● WHAT IS ASKED
Work out the number of lines with "this" in them. Reply with that number and no other words.

---- EXTRACTED ENTRIES

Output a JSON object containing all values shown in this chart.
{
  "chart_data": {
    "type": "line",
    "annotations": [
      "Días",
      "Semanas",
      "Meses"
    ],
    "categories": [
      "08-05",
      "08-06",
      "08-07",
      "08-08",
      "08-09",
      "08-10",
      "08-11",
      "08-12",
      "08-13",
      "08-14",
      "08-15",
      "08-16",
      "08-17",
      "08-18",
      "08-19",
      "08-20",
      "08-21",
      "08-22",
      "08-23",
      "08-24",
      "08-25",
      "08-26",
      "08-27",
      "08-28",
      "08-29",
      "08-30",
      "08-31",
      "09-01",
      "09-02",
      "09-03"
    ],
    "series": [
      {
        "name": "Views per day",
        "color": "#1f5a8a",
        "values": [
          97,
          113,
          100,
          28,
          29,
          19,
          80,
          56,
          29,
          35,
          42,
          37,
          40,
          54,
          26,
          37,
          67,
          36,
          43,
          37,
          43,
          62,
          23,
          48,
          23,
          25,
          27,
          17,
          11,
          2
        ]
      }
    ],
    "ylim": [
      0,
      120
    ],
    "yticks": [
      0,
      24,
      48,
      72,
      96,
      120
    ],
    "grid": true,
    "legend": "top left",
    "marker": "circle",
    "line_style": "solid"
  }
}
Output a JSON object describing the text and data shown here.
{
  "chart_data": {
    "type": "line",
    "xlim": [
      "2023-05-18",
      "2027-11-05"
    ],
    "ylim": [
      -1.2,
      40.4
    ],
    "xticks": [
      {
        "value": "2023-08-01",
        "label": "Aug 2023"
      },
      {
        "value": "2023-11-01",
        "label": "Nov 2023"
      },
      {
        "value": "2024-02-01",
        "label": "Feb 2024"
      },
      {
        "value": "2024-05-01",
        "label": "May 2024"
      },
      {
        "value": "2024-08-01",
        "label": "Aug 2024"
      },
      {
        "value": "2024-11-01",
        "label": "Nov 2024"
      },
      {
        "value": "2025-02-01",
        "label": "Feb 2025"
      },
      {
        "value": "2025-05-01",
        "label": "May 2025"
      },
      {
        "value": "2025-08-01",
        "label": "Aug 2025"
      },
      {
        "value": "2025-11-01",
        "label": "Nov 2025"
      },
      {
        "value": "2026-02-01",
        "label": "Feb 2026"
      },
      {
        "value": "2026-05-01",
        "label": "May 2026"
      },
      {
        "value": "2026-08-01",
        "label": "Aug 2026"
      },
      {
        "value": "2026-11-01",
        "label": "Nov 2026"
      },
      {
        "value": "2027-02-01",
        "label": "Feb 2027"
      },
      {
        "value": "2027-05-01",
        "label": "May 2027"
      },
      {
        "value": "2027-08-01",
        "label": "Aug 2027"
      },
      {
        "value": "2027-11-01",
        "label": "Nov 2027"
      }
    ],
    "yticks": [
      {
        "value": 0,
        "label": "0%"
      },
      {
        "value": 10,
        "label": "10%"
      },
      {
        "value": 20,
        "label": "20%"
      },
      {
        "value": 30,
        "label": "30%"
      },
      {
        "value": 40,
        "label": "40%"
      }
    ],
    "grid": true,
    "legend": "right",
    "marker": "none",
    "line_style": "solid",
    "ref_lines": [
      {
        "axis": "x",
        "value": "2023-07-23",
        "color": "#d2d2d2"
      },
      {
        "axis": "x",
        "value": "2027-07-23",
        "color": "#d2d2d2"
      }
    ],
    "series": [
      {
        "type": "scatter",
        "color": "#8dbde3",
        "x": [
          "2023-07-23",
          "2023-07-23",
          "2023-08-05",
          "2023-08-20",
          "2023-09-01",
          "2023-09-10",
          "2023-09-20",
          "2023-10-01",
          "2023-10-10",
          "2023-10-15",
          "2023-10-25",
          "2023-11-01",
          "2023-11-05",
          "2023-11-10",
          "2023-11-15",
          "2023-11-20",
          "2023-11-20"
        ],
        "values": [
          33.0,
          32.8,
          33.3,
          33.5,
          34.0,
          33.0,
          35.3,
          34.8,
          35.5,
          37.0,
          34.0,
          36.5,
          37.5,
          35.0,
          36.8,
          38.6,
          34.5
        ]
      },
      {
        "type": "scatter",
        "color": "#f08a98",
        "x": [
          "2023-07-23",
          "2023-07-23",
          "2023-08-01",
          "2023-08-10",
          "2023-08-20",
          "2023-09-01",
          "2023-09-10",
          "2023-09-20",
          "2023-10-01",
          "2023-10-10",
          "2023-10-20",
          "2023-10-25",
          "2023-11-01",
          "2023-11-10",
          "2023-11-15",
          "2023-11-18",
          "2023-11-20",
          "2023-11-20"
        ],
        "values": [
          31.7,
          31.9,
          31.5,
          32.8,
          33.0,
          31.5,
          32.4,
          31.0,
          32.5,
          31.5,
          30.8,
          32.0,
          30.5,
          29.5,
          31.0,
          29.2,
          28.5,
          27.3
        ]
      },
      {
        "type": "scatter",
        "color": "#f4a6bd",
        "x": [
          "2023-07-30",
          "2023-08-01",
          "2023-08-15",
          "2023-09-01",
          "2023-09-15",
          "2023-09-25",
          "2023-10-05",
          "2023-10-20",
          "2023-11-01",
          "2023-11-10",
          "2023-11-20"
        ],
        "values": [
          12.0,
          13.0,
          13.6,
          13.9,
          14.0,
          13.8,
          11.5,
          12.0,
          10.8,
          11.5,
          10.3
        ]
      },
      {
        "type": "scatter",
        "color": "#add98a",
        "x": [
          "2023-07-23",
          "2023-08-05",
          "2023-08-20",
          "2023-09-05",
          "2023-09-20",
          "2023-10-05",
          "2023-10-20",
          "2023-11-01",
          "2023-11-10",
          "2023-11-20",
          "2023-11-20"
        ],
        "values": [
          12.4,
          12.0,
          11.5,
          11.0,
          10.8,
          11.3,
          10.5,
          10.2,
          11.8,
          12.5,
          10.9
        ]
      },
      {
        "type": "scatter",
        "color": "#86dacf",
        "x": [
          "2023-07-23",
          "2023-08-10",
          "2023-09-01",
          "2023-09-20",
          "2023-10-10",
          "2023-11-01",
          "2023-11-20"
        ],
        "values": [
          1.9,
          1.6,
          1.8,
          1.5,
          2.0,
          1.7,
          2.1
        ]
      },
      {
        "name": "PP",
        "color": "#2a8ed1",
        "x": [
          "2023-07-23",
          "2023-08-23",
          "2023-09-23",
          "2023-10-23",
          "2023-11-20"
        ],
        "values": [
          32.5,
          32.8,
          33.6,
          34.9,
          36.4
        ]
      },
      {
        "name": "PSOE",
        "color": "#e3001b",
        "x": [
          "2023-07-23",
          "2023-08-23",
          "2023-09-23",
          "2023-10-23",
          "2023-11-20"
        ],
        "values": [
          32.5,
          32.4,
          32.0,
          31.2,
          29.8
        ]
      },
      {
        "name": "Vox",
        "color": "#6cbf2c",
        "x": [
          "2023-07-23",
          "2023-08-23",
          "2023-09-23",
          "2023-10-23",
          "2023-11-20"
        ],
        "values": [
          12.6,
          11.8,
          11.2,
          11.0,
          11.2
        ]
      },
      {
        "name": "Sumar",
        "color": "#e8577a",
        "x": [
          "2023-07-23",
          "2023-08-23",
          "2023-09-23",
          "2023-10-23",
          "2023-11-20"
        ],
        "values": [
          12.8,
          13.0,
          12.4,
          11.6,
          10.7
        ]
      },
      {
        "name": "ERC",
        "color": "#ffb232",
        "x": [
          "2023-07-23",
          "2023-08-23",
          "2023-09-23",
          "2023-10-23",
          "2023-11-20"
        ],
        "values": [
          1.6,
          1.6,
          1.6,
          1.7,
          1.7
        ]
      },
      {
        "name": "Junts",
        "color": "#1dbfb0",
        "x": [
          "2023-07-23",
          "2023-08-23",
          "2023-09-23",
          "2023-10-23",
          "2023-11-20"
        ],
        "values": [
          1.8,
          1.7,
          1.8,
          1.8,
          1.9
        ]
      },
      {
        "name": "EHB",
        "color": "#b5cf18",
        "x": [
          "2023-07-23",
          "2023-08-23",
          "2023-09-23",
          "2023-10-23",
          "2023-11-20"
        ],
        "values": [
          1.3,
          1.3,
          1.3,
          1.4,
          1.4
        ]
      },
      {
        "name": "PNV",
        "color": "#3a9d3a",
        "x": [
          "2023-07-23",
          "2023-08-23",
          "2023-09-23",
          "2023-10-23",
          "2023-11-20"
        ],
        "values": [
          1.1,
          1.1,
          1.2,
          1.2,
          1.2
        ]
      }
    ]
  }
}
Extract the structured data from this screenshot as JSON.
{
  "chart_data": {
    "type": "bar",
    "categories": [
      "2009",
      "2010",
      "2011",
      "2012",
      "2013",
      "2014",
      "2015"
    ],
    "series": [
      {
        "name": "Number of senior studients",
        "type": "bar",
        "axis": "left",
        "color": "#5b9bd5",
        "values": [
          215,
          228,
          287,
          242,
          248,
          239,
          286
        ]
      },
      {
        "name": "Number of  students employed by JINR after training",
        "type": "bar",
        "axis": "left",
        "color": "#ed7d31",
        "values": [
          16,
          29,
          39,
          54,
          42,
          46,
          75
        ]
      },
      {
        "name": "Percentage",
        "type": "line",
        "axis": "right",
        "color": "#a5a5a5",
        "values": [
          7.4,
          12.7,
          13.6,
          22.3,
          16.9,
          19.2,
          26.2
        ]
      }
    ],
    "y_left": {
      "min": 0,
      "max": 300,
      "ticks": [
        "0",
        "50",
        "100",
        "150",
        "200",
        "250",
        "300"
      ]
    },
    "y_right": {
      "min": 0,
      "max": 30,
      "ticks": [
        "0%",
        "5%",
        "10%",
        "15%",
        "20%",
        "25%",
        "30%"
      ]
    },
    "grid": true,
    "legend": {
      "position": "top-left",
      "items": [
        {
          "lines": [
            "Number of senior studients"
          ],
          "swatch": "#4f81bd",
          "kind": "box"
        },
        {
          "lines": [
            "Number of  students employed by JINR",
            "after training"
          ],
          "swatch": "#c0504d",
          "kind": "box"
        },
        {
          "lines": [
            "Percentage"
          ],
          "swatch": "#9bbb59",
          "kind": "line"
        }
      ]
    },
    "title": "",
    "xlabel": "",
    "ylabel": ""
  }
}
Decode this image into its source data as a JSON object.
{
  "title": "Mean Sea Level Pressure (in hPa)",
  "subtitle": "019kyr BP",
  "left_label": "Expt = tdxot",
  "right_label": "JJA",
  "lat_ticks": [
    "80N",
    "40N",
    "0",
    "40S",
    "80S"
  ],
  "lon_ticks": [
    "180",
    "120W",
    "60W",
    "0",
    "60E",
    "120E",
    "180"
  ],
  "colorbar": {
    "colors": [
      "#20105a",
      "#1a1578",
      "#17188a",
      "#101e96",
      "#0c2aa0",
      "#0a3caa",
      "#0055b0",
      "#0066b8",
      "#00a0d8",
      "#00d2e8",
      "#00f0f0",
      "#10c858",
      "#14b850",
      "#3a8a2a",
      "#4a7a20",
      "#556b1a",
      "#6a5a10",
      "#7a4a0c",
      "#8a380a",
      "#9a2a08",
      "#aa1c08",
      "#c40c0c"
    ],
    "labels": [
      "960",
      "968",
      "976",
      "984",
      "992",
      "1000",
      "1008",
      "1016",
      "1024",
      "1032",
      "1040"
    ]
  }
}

--------

● THE REPLY
3